(Part of a data file)
□ □ □ □ □ □ □

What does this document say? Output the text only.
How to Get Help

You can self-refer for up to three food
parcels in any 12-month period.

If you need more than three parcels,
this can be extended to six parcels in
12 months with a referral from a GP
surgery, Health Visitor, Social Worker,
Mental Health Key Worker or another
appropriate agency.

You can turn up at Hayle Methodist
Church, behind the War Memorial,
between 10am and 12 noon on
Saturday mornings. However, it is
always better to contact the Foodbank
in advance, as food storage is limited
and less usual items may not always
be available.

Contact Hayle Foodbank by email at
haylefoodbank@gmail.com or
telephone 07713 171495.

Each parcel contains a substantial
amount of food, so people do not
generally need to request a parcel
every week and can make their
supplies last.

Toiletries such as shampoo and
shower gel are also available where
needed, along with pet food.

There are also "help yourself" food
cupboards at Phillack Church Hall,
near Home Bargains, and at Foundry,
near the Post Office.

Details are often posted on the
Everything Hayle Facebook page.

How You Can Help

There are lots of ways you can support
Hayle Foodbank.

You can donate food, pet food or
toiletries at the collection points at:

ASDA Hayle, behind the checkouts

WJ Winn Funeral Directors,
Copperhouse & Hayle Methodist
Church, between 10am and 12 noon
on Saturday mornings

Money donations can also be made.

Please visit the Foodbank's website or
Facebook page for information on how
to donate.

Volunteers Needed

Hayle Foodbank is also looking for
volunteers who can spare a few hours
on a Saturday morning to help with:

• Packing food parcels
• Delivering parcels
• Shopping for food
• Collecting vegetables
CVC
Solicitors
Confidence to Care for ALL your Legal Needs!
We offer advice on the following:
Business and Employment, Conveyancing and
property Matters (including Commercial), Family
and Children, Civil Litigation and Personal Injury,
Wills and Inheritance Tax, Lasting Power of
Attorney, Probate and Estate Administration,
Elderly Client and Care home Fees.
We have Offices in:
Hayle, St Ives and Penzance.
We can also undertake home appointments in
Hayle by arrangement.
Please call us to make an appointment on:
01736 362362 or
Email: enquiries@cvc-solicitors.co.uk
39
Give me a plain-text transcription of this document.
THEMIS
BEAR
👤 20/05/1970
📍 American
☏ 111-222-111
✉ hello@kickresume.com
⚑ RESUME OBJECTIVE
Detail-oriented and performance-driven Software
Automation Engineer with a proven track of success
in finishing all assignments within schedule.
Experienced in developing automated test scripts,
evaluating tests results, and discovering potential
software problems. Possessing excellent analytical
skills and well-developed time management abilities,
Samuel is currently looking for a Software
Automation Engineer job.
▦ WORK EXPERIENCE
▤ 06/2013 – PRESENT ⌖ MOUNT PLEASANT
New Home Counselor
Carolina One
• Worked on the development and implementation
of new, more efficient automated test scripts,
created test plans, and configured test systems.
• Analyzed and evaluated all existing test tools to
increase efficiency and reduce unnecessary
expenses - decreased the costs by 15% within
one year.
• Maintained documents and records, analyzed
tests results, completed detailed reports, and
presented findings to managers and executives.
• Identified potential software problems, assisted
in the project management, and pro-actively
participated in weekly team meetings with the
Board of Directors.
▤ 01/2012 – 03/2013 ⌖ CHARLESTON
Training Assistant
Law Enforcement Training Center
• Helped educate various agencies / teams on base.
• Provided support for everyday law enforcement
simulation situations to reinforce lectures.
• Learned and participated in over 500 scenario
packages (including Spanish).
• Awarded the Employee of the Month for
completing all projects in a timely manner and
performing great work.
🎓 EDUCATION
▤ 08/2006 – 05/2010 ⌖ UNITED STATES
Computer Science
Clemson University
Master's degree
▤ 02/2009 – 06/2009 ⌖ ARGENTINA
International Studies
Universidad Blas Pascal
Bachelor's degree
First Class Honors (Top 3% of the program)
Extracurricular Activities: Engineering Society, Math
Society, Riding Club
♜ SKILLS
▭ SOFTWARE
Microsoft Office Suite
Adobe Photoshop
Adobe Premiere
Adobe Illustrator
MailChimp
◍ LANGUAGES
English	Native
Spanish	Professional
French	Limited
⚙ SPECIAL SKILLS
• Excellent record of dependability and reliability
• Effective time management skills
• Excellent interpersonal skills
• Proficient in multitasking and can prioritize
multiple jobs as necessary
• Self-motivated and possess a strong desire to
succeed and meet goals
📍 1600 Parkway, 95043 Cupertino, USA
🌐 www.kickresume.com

□ □ □ □ □ □ □

Using the listing above, list every line in which the string "near" occurs.

## Final result
near Home Bargains, and at Foundry,
near the Post Office.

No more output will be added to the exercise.